▸ **Fragmento de la página**
**********
La Reflexología Podal es una técnica que consiste en la aplicación de presiones en puntos específicos, zonas y áreas reflejas de los pies.

La Reflexología es un método para activar los poderes curativos del cuerpo.

Las terapias reflejas, contemplan todos y cada uno de los sistemas, teniendo presente su interconexión con el resto. Tratando de armonizar todos. Ya que cualquier anomalía en uno de ellos, por pequeña que sea, implica o compromete el buen funcionamiento de los demás sistemas.

  • Induce a profundo estado de relajación y bienestar, reduciendo el estrés.
  • Estimula la energía vital. Libera los bloqueos existentes y la hace circular de forma equilibrada.
  • Mejora la circulación sanguínea y linfática, a nivel local y general. Evitando que existan estancamientos de sustancias o residuos de desecho en los tejidos.
  • Equilibra las transmisiones nerviosas. Produciéndose un perfecto ajuste del sistema de retroalimentación e interconexión entre todas las partes de nuestro organismo, contribuyendo a mantener el medio interno en perfectas condiciones: Homeostasis.
**********
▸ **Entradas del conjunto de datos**

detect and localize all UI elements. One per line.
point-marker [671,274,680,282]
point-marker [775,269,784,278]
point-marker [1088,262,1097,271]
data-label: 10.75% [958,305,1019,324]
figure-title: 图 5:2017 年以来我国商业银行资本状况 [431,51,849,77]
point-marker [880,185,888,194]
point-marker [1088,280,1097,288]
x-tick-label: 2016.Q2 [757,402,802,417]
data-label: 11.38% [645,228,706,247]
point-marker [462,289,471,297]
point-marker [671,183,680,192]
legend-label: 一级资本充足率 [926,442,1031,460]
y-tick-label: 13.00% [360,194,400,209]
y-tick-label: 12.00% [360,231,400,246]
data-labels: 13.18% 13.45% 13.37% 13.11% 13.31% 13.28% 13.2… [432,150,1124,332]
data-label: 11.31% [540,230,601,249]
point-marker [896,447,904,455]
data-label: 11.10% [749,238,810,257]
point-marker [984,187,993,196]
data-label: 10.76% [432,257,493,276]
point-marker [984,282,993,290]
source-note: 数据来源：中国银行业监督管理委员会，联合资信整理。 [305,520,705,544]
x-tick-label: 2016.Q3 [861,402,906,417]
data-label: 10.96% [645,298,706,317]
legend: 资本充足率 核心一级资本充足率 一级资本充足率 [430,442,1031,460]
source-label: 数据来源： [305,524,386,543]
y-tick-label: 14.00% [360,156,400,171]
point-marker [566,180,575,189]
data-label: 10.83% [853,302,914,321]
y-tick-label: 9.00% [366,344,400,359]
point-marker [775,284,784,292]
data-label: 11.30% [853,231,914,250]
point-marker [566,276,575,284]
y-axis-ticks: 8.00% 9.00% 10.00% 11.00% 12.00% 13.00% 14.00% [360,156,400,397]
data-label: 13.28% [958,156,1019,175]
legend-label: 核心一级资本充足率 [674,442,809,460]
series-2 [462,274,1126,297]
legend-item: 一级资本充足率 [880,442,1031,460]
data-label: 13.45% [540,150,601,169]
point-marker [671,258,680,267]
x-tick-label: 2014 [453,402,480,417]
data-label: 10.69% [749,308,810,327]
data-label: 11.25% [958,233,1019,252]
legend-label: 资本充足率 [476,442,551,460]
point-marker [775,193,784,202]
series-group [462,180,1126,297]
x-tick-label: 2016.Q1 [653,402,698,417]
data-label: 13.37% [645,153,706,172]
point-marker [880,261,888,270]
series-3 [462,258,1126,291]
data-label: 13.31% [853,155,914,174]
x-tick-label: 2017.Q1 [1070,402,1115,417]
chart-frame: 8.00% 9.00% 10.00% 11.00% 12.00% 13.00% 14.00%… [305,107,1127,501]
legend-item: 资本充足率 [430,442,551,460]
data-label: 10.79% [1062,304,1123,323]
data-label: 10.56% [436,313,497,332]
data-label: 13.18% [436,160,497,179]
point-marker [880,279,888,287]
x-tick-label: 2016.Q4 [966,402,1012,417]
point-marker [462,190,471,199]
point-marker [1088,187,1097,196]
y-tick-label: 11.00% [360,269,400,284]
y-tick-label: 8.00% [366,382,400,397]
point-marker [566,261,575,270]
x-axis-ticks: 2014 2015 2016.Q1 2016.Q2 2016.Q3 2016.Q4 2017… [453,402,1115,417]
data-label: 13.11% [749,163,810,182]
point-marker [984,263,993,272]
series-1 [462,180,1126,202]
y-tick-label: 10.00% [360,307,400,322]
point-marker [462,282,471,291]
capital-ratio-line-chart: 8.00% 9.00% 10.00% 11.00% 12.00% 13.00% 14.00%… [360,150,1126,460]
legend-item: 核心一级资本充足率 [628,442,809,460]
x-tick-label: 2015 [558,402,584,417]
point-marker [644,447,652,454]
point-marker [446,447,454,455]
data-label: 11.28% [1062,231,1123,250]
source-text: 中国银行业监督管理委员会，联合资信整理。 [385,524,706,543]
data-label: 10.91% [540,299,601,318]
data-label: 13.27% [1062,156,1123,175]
**********
▸ **Tareas**
1 - Según el texto sobre reflexología podal, ¿por qué las terapias reflejas tienen en cuenta todos los sistemas del cuerpo? Responde en una a tres oraciones.
2 - Contesta estas preguntas con datos del texto sobre reflexología podal:
(a) ¿En qué parte del cuerpo se aplican las presiones?
(b) ¿Qué evita la mejora de la circulación sanguínea y linfática?
(c) ¿Qué nombre recibe el mantenimiento del medio interno en perfectas condiciones?
3 - Prolonga el texto sobre reflexología podal a partir de su última oración.
El material es independiente y no guarda relación con el texto.

▸ **Respuestas por tarea**
1 - Las terapias reflejas tienen en cuenta todos los sistemas porque están interconectados. Cualquier anomalía en uno de ellos, por pequeña que sea, compromete el buen funcionamiento de los demás. Por eso buscan armonizarlos todos.

2 -
(a) En los pies.
(b) Evita que haya estancamientos de sustancias o residuos de desecho en los tejidos.
(c) Homeostasis.

3 -
  • Depura y limpia el organismo de sustancias tóxicas como catabólitos, calcificaciones, ácido láctico, uratos y materiales de desecho procedentes de la respiración celular.
  • Favorece la respiración y nutrición celular.
  • Reduce la tensión y la ansiedad.
  • Normaliza las funciones orgánicas, glandulares y hormonales.
  • Estimula las defensas del organismo, provocando una mayor actividad del sistema inmunológico.
  • Alivia el dolor.
  • Equilibra la totalidad del sistema.
  • En los estado depresivos o en momentos de decaimiento emocional, nos ayudará a recuperar fuerzas y a aceptar y comprender las situaciones que en un principio se presentan como negativas, pero que son, al fin y al cabo oportunidades de aprendizaje.